▶ _What you have to do_:
Omit every picture and return the rest of the data unaltered.

+++ Listed entries +++

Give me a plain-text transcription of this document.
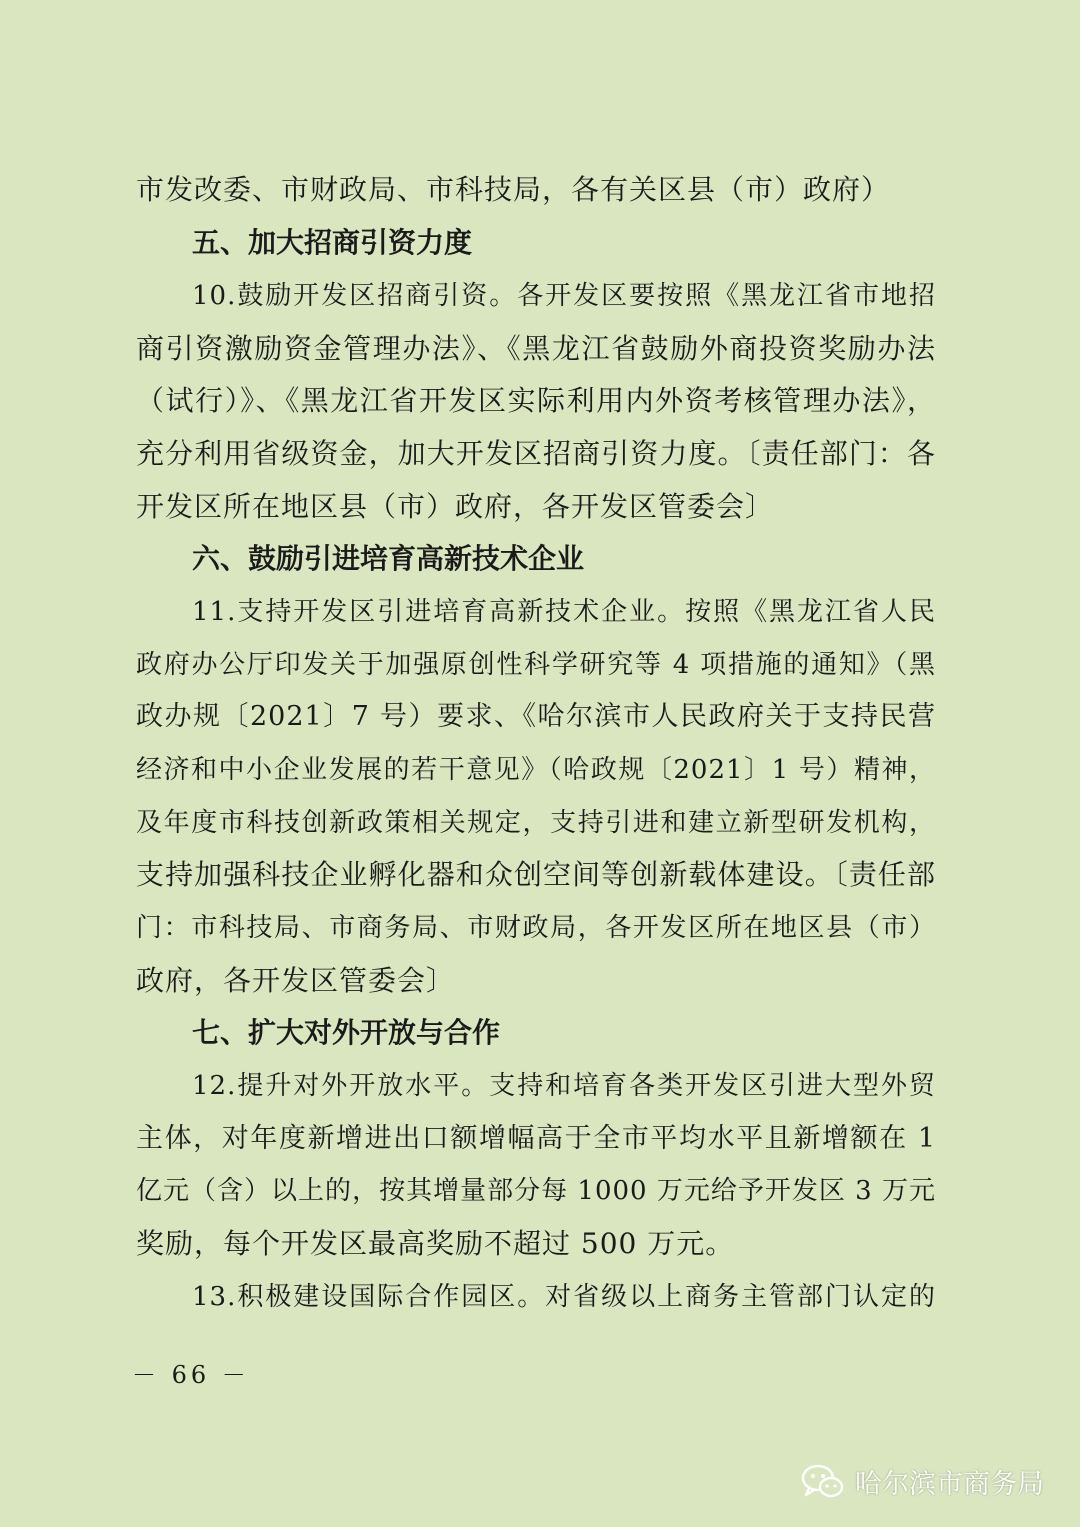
市发改委、市财政局、市科技局，各有关区县（市）政府）
五、加大招商引资力度
10.鼓励开发区招商引资。各开发区要按照《黑龙江省市地招
商引资激励资金管理办法》、《黑龙江省鼓励外商投资奖励办法
（试行）》、《黑龙江省开发区实际利用内外资考核管理办法》，
充分利用省级资金，加大开发区招商引资力度。〔责任部门：各
开发区所在地区县（市）政府，各开发区管委会〕
六、鼓励引进培育高新技术企业
11.支持开发区引进培育高新技术企业。按照《黑龙江省人民
政府办公厅印发关于加强原创性科学研究等 4 项措施的通知》（黑
政办规〔2021〕7 号）要求、《哈尔滨市人民政府关于支持民营
经济和中小企业发展的若干意见》（哈政规〔2021〕1 号）精神，
及年度市科技创新政策相关规定，支持引进和建立新型研发机构，
支持加强科技企业孵化器和众创空间等创新载体建设。〔责任部
门：市科技局、市商务局、市财政局，各开发区所在地区县（市）
政府，各开发区管委会〕
七、扩大对外开放与合作
12.提升对外开放水平。支持和培育各类开发区引进大型外贸
主体，对年度新增进出口额增幅高于全市平均水平且新增额在 1
亿元（含）以上的，按其增量部分每 1000 万元给予开发区 3 万元
奖励，每个开发区最高奖励不超过 500 万元。
13.积极建设国际合作园区。对省级以上商务主管部门认定的
－ 66 －
哈尔滨市商务局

+++

▶ _The response_:
Give me a plain-text transcription of this document.
市发改委、市财政局、市科技局，各有关区县（市）政府）
五、加大招商引资力度
10.鼓励开发区招商引资。各开发区要按照《黑龙江省市地招
商引资激励资金管理办法》、《黑龙江省鼓励外商投资奖励办法
（试行）》、《黑龙江省开发区实际利用内外资考核管理办法》，
充分利用省级资金，加大开发区招商引资力度。〔责任部门：各
开发区所在地区县（市）政府，各开发区管委会〕
六、鼓励引进培育高新技术企业
11.支持开发区引进培育高新技术企业。按照《黑龙江省人民
政府办公厅印发关于加强原创性科学研究等 4 项措施的通知》（黑
政办规〔2021〕7 号）要求、《哈尔滨市人民政府关于支持民营
经济和中小企业发展的若干意见》（哈政规〔2021〕1 号）精神，
及年度市科技创新政策相关规定，支持引进和建立新型研发机构，
支持加强科技企业孵化器和众创空间等创新载体建设。〔责任部
门：市科技局、市商务局、市财政局，各开发区所在地区县（市）
政府，各开发区管委会〕
七、扩大对外开放与合作
12.提升对外开放水平。支持和培育各类开发区引进大型外贸
主体，对年度新增进出口额增幅高于全市平均水平且新增额在 1
亿元（含）以上的，按其增量部分每 1000 万元给予开发区 3 万元
奖励，每个开发区最高奖励不超过 500 万元。
13.积极建设国际合作园区。对省级以上商务主管部门认定的
－ 66 －
哈尔滨市商务局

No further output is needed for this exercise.